▶ _WHAT TO WORK ON_
Transcribe the records below exactly.

▶ _INPUT ROWS_
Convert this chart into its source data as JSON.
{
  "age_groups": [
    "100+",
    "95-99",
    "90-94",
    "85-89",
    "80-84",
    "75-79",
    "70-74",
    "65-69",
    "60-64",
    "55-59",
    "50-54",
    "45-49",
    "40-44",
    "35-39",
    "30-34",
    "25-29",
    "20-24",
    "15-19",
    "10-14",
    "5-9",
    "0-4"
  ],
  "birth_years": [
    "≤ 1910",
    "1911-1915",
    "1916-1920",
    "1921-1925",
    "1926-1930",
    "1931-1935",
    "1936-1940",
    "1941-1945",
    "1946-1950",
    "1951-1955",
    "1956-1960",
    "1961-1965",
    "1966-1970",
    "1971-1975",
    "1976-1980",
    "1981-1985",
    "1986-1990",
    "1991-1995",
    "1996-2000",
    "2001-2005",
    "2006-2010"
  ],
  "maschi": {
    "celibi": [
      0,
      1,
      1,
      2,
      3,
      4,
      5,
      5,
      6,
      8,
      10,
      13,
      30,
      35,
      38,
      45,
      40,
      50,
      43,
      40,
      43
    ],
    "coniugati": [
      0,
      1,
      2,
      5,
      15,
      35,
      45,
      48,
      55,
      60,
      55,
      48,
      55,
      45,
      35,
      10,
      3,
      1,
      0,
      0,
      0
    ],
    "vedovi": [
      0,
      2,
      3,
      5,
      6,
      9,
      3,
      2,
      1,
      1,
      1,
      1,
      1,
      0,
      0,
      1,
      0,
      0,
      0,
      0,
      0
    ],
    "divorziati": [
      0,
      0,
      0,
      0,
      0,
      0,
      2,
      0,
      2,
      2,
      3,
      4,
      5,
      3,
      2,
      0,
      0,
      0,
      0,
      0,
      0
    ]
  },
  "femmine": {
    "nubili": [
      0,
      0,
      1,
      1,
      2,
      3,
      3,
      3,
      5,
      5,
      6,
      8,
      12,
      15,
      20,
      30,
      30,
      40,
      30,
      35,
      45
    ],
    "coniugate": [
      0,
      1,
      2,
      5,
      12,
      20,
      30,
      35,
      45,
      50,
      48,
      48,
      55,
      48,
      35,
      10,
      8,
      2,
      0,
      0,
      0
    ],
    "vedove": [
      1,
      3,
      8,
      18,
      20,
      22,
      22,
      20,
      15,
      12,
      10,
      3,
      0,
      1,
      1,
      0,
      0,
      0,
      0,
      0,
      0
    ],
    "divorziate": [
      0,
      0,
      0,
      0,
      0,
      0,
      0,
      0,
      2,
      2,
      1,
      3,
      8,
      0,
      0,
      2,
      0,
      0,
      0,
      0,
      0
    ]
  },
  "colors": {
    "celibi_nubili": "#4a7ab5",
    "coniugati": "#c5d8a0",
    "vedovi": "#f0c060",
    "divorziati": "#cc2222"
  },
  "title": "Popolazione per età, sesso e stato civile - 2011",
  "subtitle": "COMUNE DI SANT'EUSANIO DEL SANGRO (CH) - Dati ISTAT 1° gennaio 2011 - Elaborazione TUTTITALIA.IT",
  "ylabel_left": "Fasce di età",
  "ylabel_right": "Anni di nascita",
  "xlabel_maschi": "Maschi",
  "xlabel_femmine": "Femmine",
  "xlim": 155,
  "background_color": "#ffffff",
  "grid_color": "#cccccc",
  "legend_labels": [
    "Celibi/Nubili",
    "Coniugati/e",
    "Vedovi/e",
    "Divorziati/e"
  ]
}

▶ _SOLUTION FOR THIS TASK_
Convert this chart into its source data as JSON.
{
  "age_groups": [
    "100+",
    "95-99",
    "90-94",
    "85-89",
    "80-84",
    "75-79",
    "70-74",
    "65-69",
    "60-64",
    "55-59",
    "50-54",
    "45-49",
    "40-44",
    "35-39",
    "30-34",
    "25-29",
    "20-24",
    "15-19",
    "10-14",
    "5-9",
    "0-4"
  ],
  "birth_years": [
    "≤ 1910",
    "1911-1915",
    "1916-1920",
    "1921-1925",
    "1926-1930",
    "1931-1935",
    "1936-1940",
    "1941-1945",
    "1946-1950",
    "1951-1955",
    "1956-1960",
    "1961-1965",
    "1966-1970",
    "1971-1975",
    "1976-1980",
    "1981-1985",
    "1986-1990",
    "1991-1995",
    "1996-2000",
    "2001-2005",
    "2006-2010"
  ],
  "maschi": {
    "celibi": [
      0,
      1,
      1,
      2,
      3,
      4,
      5,
      5,
      6,
      8,
      10,
      13,
      30,
      35,
      38,
      45,
      40,
      50,
      43,
      40,
      43
    ],
    "coniugati": [
      0,
      1,
      2,
      5,
      15,
      35,
      45,
      48,
      55,
      60,
      55,
      48,
      55,
      45,
      35,
      10,
      3,
      1,
      0,
      0,
      0
    ],
    "vedovi": [
      0,
      2,
      3,
      5,
      6,
      9,
      3,
      2,
      1,
      1,
      1,
      1,
      1,
      0,
      0,
      1,
      0,
      0,
      0,
      0,
      0
    ],
    "divorziati": [
      0,
      0,
      0,
      0,
      0,
      0,
      2,
      0,
      2,
      2,
      3,
      4,
      5,
      3,
      2,
      0,
      0,
      0,
      0,
      0,
      0
    ]
  },
  "femmine": {
    "nubili": [
      0,
      0,
      1,
      1,
      2,
      3,
      3,
      3,
      5,
      5,
      6,
      8,
      12,
      15,
      20,
      30,
      30,
      40,
      30,
      35,
      45
    ],
    "coniugate": [
      0,
      1,
      2,
      5,
      12,
      20,
      30,
      35,
      45,
      50,
      48,
      48,
      55,
      48,
      35,
      10,
      8,
      2,
      0,
      0,
      0
    ],
    "vedove": [
      1,
      3,
      8,
      18,
      20,
      22,
      22,
      20,
      15,
      12,
      10,
      3,
      0,
      1,
      1,
      0,
      0,
      0,
      0,
      0,
      0
    ],
    "divorziate": [
      0,
      0,
      0,
      0,
      0,
      0,
      0,
      0,
      2,
      2,
      1,
      3,
      8,
      0,
      0,
      2,
      0,
      0,
      0,
      0,
      0
    ]
  },
  "colors": {
    "celibi_nubili": "#4a7ab5",
    "coniugati": "#c5d8a0",
    "vedovi": "#f0c060",
    "divorziati": "#cc2222"
  },
  "title": "Popolazione per età, sesso e stato civile - 2011",
  "subtitle": "COMUNE DI SANT'EUSANIO DEL SANGRO (CH) - Dati ISTAT 1° gennaio 2011 - Elaborazione TUTTITALIA.IT",
  "ylabel_left": "Fasce di età",
  "ylabel_right": "Anni di nascita",
  "xlabel_maschi": "Maschi",
  "xlabel_femmine": "Femmine",
  "xlim": 155,
  "background_color": "#ffffff",
  "grid_color": "#cccccc",
  "legend_labels": [
    "Celibi/Nubili",
    "Coniugati/e",
    "Vedovi/e",
    "Divorziati/e"
  ]
}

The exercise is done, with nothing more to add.